== Problem ==
Copy out the lines of the records below, starting at the line that contains "legend-label-scalable: Scalable macromodel" and ending with the line that contains "series-layer xyxy=(63,10,590,413)". Include both of those lines.

== Task material ==

>>>

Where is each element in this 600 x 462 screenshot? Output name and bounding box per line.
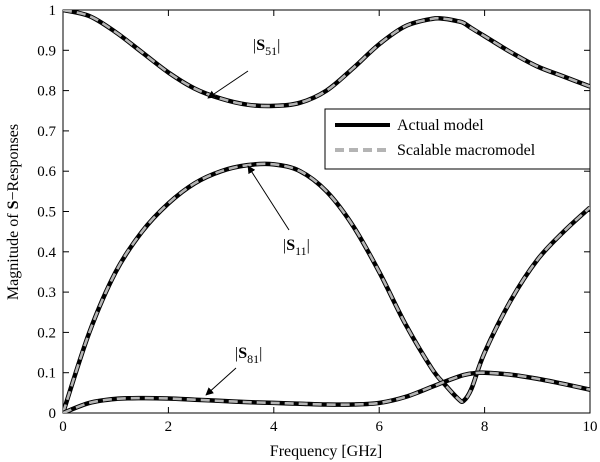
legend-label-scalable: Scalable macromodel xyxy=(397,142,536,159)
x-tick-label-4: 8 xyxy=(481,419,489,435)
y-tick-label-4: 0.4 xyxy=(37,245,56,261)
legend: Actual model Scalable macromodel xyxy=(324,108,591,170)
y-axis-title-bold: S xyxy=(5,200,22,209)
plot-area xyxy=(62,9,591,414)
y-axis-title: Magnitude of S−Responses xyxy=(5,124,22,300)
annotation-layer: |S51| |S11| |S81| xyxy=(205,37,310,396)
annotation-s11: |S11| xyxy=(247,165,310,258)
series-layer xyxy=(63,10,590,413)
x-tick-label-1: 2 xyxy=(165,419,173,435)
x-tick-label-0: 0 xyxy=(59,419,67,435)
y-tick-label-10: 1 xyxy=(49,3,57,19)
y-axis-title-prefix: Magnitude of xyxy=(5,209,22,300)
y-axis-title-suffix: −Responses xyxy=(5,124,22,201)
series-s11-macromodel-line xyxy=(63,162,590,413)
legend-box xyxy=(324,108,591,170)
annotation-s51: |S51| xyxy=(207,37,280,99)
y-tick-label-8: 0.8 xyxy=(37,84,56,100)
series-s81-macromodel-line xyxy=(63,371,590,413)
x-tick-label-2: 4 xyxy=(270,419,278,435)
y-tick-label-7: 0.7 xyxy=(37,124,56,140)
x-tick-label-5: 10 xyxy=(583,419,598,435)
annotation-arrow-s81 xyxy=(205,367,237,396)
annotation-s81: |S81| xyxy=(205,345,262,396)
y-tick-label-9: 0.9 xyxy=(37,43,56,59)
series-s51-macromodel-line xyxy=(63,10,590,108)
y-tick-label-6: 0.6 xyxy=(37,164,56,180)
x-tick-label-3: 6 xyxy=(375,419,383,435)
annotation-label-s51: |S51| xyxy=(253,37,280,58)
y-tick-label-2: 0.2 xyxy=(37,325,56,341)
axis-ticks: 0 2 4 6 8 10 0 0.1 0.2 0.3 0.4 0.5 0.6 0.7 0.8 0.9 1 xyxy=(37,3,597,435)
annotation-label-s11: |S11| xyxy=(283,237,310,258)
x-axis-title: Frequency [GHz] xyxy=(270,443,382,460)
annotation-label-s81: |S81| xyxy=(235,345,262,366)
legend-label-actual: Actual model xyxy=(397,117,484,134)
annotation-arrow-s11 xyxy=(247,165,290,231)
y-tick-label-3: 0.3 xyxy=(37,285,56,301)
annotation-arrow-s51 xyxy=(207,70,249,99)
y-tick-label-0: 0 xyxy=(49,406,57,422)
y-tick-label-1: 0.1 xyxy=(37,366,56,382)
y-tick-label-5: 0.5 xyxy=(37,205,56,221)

<<<

== Response for this exercise ==
legend-label-scalable: Scalable macromodel xyxy=(397,142,536,159)
x-tick-label-4: 8 xyxy=(481,419,489,435)
y-tick-label-4: 0.4 xyxy=(37,245,56,261)
legend: Actual model Scalable macromodel xyxy=(324,108,591,170)
y-axis-title-bold: S xyxy=(5,200,22,209)
plot-area xyxy=(62,9,591,414)
y-axis-title: Magnitude of S−Responses xyxy=(5,124,22,300)
annotation-layer: |S51| |S11| |S81| xyxy=(205,37,310,396)
annotation-s11: |S11| xyxy=(247,165,310,258)
series-layer xyxy=(63,10,590,413)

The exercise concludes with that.